[Source records]
++++++

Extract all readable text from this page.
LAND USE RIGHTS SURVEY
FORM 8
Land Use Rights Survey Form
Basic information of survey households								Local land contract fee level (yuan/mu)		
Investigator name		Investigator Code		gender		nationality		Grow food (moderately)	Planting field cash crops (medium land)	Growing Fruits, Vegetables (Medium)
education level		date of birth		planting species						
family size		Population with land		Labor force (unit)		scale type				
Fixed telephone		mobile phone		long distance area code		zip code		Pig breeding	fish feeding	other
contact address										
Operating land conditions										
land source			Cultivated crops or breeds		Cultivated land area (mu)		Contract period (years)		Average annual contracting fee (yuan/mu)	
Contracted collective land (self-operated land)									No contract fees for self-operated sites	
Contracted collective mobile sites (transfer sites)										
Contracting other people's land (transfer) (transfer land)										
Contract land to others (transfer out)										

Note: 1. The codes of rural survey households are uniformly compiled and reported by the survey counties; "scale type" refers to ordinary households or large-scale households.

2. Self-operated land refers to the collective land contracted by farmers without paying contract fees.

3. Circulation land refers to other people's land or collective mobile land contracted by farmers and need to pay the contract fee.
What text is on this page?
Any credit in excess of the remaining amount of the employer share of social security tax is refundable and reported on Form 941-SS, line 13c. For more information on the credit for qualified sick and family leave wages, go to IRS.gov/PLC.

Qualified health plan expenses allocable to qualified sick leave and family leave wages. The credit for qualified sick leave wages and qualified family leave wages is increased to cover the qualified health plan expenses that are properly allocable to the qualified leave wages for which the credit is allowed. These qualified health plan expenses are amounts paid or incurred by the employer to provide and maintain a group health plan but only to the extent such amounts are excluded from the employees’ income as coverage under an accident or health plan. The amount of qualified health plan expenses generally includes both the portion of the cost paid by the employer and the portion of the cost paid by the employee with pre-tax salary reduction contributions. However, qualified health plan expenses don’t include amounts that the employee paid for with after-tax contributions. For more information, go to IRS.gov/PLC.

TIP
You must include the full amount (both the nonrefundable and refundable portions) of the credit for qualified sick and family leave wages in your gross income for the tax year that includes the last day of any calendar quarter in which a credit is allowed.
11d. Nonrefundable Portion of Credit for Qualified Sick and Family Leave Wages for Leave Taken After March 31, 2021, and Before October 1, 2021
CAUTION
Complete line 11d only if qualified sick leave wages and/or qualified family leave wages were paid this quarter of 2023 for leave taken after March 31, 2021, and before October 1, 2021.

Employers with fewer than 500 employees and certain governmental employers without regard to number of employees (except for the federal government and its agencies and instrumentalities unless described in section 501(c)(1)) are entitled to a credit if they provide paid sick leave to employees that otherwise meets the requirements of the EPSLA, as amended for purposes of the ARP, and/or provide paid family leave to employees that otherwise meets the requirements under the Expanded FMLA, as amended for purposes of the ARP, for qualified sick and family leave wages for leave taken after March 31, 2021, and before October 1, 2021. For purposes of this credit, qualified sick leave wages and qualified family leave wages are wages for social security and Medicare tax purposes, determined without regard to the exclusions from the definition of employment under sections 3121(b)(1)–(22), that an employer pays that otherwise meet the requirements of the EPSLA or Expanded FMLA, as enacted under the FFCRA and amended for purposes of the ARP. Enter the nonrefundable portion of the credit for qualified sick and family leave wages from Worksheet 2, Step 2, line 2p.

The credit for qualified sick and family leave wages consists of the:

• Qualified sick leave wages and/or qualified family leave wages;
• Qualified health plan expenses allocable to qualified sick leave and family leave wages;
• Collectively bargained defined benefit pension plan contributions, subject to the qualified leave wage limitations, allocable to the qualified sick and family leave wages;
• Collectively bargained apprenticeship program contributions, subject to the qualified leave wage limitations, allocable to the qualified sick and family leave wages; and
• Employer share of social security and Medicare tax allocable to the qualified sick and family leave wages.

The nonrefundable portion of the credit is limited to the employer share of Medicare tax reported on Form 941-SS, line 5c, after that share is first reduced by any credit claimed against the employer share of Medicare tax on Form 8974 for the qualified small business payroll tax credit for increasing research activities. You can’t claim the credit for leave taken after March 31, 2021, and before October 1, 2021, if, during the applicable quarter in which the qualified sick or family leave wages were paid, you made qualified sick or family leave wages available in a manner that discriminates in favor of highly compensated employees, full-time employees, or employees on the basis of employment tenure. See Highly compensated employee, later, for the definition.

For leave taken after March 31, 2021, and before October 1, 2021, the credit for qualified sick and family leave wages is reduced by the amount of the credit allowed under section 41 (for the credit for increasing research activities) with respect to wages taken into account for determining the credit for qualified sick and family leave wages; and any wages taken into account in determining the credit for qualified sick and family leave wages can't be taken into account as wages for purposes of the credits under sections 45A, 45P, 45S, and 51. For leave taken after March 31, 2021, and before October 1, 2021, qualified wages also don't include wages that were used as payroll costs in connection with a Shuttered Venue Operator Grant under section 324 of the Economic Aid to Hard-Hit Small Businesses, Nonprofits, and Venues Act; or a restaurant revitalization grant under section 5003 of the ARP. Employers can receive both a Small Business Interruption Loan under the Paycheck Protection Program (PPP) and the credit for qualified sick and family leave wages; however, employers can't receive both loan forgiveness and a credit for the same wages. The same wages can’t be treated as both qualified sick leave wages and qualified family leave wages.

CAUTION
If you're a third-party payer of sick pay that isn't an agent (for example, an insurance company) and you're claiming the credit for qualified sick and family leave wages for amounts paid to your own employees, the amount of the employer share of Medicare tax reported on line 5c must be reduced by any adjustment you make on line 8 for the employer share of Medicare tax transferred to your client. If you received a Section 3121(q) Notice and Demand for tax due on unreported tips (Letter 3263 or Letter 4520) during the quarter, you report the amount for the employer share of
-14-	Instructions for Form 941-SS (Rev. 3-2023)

++++++

» **Request**: Transcribe every entry word for word.

» **Response for this exercise**:
Extract all readable text from this page.
LAND USE RIGHTS SURVEY
FORM 8
Land Use Rights Survey Form
Basic information of survey households								Local land contract fee level (yuan/mu)		
Investigator name		Investigator Code		gender		nationality		Grow food (moderately)	Planting field cash crops (medium land)	Growing Fruits, Vegetables (Medium)
education level		date of birth		planting species						
family size		Population with land		Labor force (unit)		scale type				
Fixed telephone		mobile phone		long distance area code		zip code		Pig breeding	fish feeding	other
contact address										
Operating land conditions										
land source			Cultivated crops or breeds		Cultivated land area (mu)		Contract period (years)		Average annual contracting fee (yuan/mu)	
Contracted collective land (self-operated land)									No contract fees for self-operated sites	
Contracted collective mobile sites (transfer sites)										
Contracting other people's land (transfer) (transfer land)										
Contract land to others (transfer out)										

Note: 1. The codes of rural survey households are uniformly compiled and reported by the survey counties; "scale type" refers to ordinary households or large-scale households.

2. Self-operated land refers to the collective land contracted by farmers without paying contract fees.

3. Circulation land refers to other people's land or collective mobile land contracted by farmers and need to pay the contract fee.
What text is on this page?
Any credit in excess of the remaining amount of the employer share of social security tax is refundable and reported on Form 941-SS, line 13c. For more information on the credit for qualified sick and family leave wages, go to IRS.gov/PLC.

Qualified health plan expenses allocable to qualified sick leave and family leave wages. The credit for qualified sick leave wages and qualified family leave wages is increased to cover the qualified health plan expenses that are properly allocable to the qualified leave wages for which the credit is allowed. These qualified health plan expenses are amounts paid or incurred by the employer to provide and maintain a group health plan but only to the extent such amounts are excluded from the employees’ income as coverage under an accident or health plan. The amount of qualified health plan expenses generally includes both the portion of the cost paid by the employer and the portion of the cost paid by the employee with pre-tax salary reduction contributions. However, qualified health plan expenses don’t include amounts that the employee paid for with after-tax contributions. For more information, go to IRS.gov/PLC.

TIP
You must include the full amount (both the nonrefundable and refundable portions) of the credit for qualified sick and family leave wages in your gross income for the tax year that includes the last day of any calendar quarter in which a credit is allowed.
11d. Nonrefundable Portion of Credit for Qualified Sick and Family Leave Wages for Leave Taken After March 31, 2021, and Before October 1, 2021
CAUTION
Complete line 11d only if qualified sick leave wages and/or qualified family leave wages were paid this quarter of 2023 for leave taken after March 31, 2021, and before October 1, 2021.

Employers with fewer than 500 employees and certain governmental employers without regard to number of employees (except for the federal government and its agencies and instrumentalities unless described in section 501(c)(1)) are entitled to a credit if they provide paid sick leave to employees that otherwise meets the requirements of the EPSLA, as amended for purposes of the ARP, and/or provide paid family leave to employees that otherwise meets the requirements under the Expanded FMLA, as amended for purposes of the ARP, for qualified sick and family leave wages for leave taken after March 31, 2021, and before October 1, 2021. For purposes of this credit, qualified sick leave wages and qualified family leave wages are wages for social security and Medicare tax purposes, determined without regard to the exclusions from the definition of employment under sections 3121(b)(1)–(22), that an employer pays that otherwise meet the requirements of the EPSLA or Expanded FMLA, as enacted under the FFCRA and amended for purposes of the ARP. Enter the nonrefundable portion of the credit for qualified sick and family leave wages from Worksheet 2, Step 2, line 2p.

The credit for qualified sick and family leave wages consists of the:

• Qualified sick leave wages and/or qualified family leave wages;
• Qualified health plan expenses allocable to qualified sick leave and family leave wages;
• Collectively bargained defined benefit pension plan contributions, subject to the qualified leave wage limitations, allocable to the qualified sick and family leave wages;
• Collectively bargained apprenticeship program contributions, subject to the qualified leave wage limitations, allocable to the qualified sick and family leave wages; and
• Employer share of social security and Medicare tax allocable to the qualified sick and family leave wages.

The nonrefundable portion of the credit is limited to the employer share of Medicare tax reported on Form 941-SS, line 5c, after that share is first reduced by any credit claimed against the employer share of Medicare tax on Form 8974 for the qualified small business payroll tax credit for increasing research activities. You can’t claim the credit for leave taken after March 31, 2021, and before October 1, 2021, if, during the applicable quarter in which the qualified sick or family leave wages were paid, you made qualified sick or family leave wages available in a manner that discriminates in favor of highly compensated employees, full-time employees, or employees on the basis of employment tenure. See Highly compensated employee, later, for the definition.

For leave taken after March 31, 2021, and before October 1, 2021, the credit for qualified sick and family leave wages is reduced by the amount of the credit allowed under section 41 (for the credit for increasing research activities) with respect to wages taken into account for determining the credit for qualified sick and family leave wages; and any wages taken into account in determining the credit for qualified sick and family leave wages can't be taken into account as wages for purposes of the credits under sections 45A, 45P, 45S, and 51. For leave taken after March 31, 2021, and before October 1, 2021, qualified wages also don't include wages that were used as payroll costs in connection with a Shuttered Venue Operator Grant under section 324 of the Economic Aid to Hard-Hit Small Businesses, Nonprofits, and Venues Act; or a restaurant revitalization grant under section 5003 of the ARP. Employers can receive both a Small Business Interruption Loan under the Paycheck Protection Program (PPP) and the credit for qualified sick and family leave wages; however, employers can't receive both loan forgiveness and a credit for the same wages. The same wages can’t be treated as both qualified sick leave wages and qualified family leave wages.

CAUTION
If you're a third-party payer of sick pay that isn't an agent (for example, an insurance company) and you're claiming the credit for qualified sick and family leave wages for amounts paid to your own employees, the amount of the employer share of Medicare tax reported on line 5c must be reduced by any adjustment you make on line 8 for the employer share of Medicare tax transferred to your client. If you received a Section 3121(q) Notice and Demand for tax due on unreported tips (Letter 3263 or Letter 4520) during the quarter, you report the amount for the employer share of
-14-	Instructions for Form 941-SS (Rev. 3-2023)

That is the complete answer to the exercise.